## Set task
How many lines in the entries below contain "Prozess"? Answer with the number only.

[Items from a dataset]
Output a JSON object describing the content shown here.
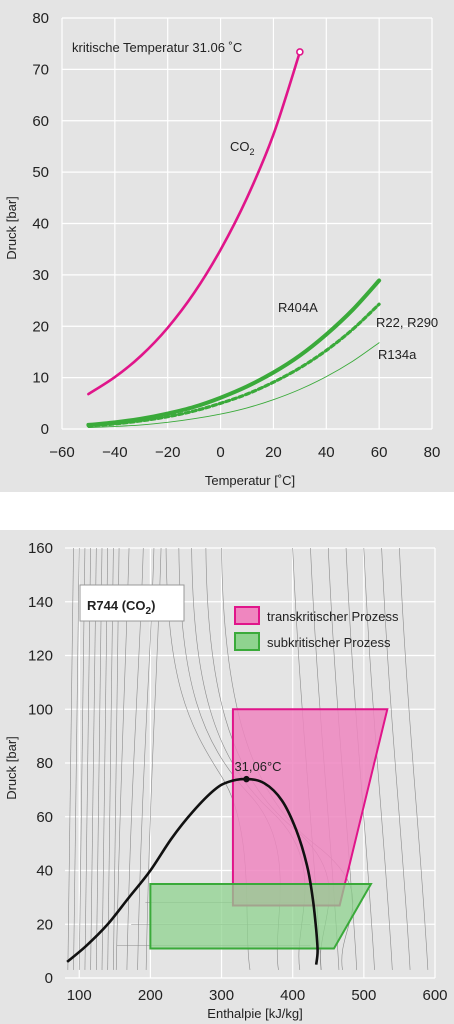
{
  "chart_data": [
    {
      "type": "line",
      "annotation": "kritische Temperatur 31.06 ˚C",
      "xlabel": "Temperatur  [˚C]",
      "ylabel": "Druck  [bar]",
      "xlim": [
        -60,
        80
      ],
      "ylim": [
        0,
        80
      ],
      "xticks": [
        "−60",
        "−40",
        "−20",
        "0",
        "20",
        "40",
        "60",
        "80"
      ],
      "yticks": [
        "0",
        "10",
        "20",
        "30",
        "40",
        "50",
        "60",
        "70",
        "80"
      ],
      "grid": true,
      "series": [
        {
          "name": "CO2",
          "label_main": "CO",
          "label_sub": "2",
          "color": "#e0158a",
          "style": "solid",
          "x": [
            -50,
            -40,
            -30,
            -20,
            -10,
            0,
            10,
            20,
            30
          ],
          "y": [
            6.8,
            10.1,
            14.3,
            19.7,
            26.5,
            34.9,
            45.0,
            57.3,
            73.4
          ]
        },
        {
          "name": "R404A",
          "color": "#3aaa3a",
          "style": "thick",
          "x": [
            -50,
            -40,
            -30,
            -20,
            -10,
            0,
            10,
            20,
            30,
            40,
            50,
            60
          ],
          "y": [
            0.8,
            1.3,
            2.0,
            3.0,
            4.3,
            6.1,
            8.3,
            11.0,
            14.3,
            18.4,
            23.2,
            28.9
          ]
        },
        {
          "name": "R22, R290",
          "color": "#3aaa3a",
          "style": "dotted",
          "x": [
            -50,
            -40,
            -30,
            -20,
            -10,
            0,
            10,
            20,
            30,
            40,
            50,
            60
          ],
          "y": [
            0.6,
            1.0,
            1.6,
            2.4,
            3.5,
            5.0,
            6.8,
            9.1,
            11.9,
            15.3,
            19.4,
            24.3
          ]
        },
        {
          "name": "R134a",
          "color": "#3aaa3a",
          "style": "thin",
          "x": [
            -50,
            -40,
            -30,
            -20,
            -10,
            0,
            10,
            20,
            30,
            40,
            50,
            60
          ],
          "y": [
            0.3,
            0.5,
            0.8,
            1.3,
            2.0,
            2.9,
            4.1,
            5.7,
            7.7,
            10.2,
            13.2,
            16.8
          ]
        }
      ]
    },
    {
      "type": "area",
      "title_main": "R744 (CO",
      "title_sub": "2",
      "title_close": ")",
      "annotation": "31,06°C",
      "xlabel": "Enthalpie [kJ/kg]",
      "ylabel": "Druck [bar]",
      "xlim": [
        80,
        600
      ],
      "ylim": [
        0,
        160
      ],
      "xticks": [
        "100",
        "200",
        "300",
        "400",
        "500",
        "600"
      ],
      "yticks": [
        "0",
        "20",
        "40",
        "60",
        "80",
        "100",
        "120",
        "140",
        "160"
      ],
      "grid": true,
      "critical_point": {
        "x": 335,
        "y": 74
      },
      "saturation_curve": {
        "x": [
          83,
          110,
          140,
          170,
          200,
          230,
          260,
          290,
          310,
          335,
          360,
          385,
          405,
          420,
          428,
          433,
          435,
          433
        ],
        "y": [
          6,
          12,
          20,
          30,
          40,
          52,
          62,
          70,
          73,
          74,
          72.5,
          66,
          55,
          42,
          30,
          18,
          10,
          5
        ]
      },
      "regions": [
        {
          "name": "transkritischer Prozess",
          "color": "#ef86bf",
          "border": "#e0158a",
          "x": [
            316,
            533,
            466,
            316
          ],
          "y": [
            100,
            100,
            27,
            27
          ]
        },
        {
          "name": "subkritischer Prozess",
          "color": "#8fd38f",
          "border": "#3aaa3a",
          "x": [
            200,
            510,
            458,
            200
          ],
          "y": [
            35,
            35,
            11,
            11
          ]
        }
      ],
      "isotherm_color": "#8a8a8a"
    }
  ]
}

--

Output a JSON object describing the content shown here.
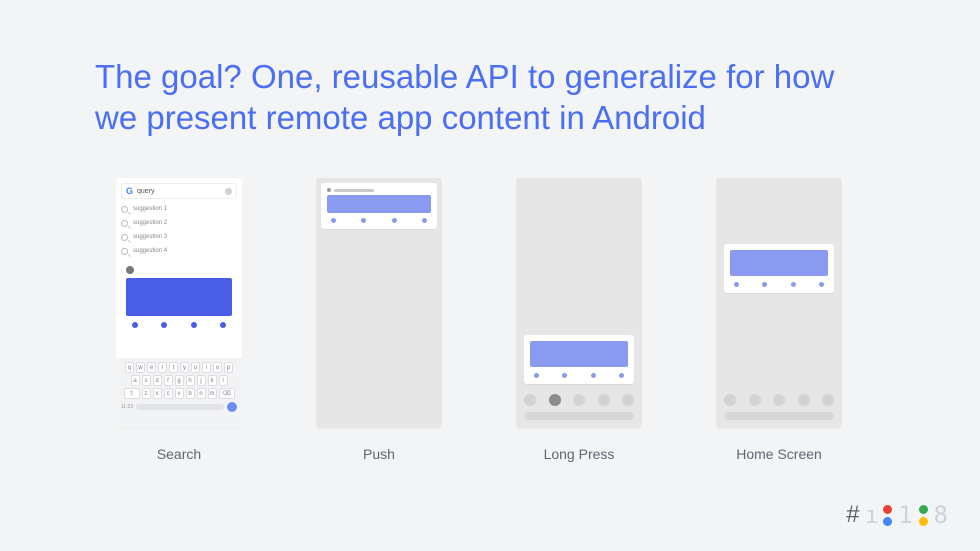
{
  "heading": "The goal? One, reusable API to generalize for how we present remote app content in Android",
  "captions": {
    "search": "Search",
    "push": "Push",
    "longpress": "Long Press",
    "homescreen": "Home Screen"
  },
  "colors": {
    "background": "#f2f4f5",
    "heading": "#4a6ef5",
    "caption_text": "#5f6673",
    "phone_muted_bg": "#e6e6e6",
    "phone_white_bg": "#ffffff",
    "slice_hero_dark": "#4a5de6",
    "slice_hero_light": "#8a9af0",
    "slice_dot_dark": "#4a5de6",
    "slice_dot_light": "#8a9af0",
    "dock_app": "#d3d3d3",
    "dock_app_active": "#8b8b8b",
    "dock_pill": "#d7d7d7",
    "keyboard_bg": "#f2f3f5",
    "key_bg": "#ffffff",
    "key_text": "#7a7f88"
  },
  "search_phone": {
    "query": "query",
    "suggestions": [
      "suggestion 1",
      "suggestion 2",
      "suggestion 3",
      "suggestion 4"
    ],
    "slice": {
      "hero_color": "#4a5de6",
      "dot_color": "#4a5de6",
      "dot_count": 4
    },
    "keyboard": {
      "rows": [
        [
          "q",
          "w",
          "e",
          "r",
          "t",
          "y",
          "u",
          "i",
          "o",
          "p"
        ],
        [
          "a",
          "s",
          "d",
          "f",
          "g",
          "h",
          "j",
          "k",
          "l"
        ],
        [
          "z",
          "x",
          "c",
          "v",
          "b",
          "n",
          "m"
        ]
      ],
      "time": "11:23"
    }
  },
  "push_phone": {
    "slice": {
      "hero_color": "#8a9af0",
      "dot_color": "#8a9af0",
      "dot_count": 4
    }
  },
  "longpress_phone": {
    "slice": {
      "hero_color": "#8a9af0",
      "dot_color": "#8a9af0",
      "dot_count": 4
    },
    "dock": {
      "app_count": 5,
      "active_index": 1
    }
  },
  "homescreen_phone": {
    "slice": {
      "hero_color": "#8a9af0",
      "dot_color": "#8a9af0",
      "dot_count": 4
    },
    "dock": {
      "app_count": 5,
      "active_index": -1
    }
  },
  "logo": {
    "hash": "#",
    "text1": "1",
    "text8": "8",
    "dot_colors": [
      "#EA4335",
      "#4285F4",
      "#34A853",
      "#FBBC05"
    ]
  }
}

## Full output
2